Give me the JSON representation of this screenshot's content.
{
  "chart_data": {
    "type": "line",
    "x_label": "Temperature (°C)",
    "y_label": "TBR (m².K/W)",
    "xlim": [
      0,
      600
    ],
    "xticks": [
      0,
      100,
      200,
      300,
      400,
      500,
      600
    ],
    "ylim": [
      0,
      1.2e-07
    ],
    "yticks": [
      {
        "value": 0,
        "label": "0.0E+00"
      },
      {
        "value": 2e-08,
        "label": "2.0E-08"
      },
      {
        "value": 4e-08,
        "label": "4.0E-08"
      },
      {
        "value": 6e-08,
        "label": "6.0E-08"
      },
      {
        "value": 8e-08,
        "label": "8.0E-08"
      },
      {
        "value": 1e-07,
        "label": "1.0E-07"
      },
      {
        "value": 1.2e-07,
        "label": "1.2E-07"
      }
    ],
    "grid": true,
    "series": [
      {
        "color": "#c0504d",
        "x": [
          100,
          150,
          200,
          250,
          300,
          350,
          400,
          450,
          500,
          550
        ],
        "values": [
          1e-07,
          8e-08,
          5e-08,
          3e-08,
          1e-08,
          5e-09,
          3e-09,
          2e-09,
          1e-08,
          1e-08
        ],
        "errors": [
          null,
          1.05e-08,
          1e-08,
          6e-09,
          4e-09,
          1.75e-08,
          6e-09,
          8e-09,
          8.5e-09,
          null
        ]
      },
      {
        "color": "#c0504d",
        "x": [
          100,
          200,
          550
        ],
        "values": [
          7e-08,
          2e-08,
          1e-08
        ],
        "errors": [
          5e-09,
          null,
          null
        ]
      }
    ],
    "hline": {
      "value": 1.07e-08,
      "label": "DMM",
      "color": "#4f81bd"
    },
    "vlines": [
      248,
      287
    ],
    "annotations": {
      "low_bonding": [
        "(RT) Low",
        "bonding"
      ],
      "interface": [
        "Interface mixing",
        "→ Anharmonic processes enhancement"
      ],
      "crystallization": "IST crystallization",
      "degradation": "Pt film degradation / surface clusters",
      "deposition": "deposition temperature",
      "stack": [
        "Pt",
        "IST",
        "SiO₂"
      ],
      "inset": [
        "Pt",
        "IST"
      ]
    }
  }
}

_ _ _ _ _

Extract all the entries word for word.

Give me the JSON representation of this screenshot's content.
{
  "chart_data": {
    "type": "line",
    "x_label": "Temperature (°C)",
    "y_label": "TBR (m².K/W)",
    "xlim": [
      0,
      600
    ],
    "xticks": [
      0,
      100,
      200,
      300,
      400,
      500,
      600
    ],
    "ylim": [
      0,
      1.2e-07
    ],
    "yticks": [
      {
        "value": 0,
        "label": "0.0E+00"
      },
      {
        "value": 2e-08,
        "label": "2.0E-08"
      },
      {
        "value": 4e-08,
        "label": "4.0E-08"
      },
      {
        "value": 6e-08,
        "label": "6.0E-08"
      },
      {
        "value": 8e-08,
        "label": "8.0E-08"
      },
      {
        "value": 1e-07,
        "label": "1.0E-07"
      },
      {
        "value": 1.2e-07,
        "label": "1.2E-07"
      }
    ],
    "grid": true,
    "series": [
      {
        "color": "#c0504d",
        "x": [
          100,
          150,
          200,
          250,
          300,
          350,
          400,
          450,
          500,
          550
        ],
        "values": [
          1e-07,
          8e-08,
          5e-08,
          3e-08,
          1e-08,
          5e-09,
          3e-09,
          2e-09,
          1e-08,
          1e-08
        ],
        "errors": [
          null,
          1.05e-08,
          1e-08,
          6e-09,
          4e-09,
          1.75e-08,
          6e-09,
          8e-09,
          8.5e-09,
          null
        ]
      },
      {
        "color": "#c0504d",
        "x": [
          100,
          200,
          550
        ],
        "values": [
          7e-08,
          2e-08,
          1e-08
        ],
        "errors": [
          5e-09,
          null,
          null
        ]
      }
    ],
    "hline": {
      "value": 1.07e-08,
      "label": "DMM",
      "color": "#4f81bd"
    },
    "vlines": [
      248,
      287
    ],
    "annotations": {
      "low_bonding": [
        "(RT) Low",
        "bonding"
      ],
      "interface": [
        "Interface mixing",
        "→ Anharmonic processes enhancement"
      ],
      "crystallization": "IST crystallization",
      "degradation": "Pt film degradation / surface clusters",
      "deposition": "deposition temperature",
      "stack": [
        "Pt",
        "IST",
        "SiO₂"
      ],
      "inset": [
        "Pt",
        "IST"
      ]
    }
  }
}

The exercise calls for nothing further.